(Lines of data)
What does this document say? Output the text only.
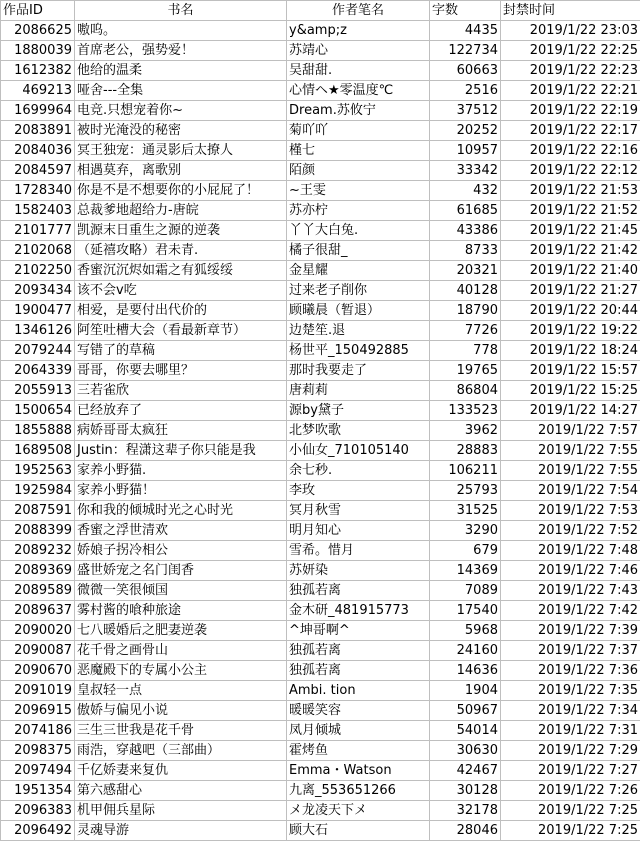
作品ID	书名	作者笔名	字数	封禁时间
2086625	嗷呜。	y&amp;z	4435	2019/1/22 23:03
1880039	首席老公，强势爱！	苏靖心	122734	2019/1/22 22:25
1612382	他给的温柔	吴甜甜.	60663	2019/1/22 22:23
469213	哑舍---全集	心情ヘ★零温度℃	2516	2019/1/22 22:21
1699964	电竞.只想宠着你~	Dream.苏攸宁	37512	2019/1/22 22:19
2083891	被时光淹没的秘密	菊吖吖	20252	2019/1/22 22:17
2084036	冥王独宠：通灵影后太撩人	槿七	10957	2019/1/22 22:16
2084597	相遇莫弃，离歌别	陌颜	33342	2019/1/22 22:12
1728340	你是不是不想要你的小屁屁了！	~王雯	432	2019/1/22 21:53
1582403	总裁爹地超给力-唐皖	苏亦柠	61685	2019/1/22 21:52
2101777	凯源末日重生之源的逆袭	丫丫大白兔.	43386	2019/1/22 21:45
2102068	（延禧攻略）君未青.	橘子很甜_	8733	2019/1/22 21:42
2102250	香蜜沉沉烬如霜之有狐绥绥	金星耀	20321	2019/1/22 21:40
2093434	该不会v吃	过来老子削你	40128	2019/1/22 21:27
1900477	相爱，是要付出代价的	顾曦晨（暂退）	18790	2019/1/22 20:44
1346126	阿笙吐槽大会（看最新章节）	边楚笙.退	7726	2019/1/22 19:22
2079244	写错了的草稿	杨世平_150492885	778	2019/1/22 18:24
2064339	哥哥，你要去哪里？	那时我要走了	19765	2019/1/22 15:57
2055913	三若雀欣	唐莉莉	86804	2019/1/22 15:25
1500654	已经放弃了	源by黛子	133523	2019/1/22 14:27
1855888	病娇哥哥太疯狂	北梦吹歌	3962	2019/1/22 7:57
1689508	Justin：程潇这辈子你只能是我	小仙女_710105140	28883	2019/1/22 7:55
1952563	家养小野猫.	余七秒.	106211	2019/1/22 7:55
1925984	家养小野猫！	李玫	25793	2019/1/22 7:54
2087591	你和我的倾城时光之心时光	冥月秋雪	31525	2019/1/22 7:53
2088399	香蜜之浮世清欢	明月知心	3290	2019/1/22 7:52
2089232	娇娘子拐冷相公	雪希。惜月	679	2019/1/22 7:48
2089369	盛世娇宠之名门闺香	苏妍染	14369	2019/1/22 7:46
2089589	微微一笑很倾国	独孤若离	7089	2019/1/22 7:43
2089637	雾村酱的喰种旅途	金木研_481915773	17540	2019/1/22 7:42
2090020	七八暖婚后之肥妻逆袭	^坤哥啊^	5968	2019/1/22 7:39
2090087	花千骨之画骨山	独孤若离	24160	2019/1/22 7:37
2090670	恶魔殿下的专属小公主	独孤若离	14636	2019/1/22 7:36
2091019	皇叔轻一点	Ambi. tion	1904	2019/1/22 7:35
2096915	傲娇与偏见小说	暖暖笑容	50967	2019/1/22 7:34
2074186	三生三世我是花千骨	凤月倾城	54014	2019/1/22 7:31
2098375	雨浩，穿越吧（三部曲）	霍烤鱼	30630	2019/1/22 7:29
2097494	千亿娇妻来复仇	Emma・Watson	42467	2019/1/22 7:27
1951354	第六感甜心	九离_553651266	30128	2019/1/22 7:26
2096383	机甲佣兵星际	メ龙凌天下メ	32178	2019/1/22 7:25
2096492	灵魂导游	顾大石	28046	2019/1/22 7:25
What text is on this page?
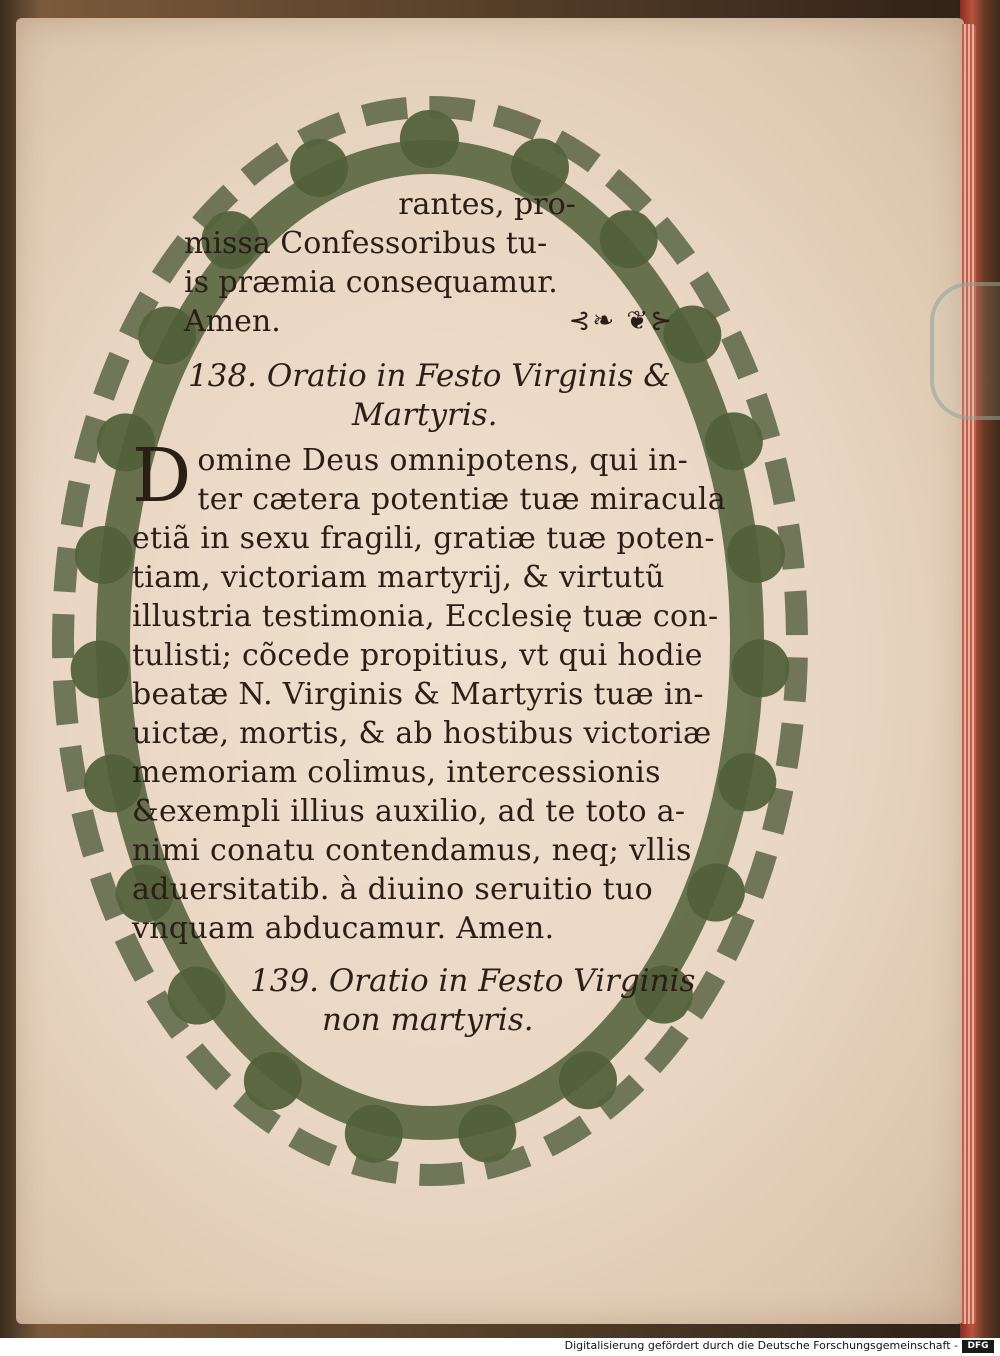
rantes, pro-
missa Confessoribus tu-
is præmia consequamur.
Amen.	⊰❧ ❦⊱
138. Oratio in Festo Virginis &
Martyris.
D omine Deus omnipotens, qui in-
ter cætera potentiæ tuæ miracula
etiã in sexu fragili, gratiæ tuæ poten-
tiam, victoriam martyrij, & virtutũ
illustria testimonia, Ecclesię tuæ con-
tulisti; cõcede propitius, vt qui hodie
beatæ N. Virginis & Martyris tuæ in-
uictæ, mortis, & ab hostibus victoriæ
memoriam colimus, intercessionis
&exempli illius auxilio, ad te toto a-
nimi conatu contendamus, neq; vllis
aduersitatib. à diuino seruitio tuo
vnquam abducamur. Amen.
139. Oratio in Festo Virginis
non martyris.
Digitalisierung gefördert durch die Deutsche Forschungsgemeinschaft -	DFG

• [The problem]: Every line of the listing that holds "Festo" should be found and copied.

• [Answer to the task]:
138. Oratio in Festo Virginis &
139. Oratio in Festo Virginis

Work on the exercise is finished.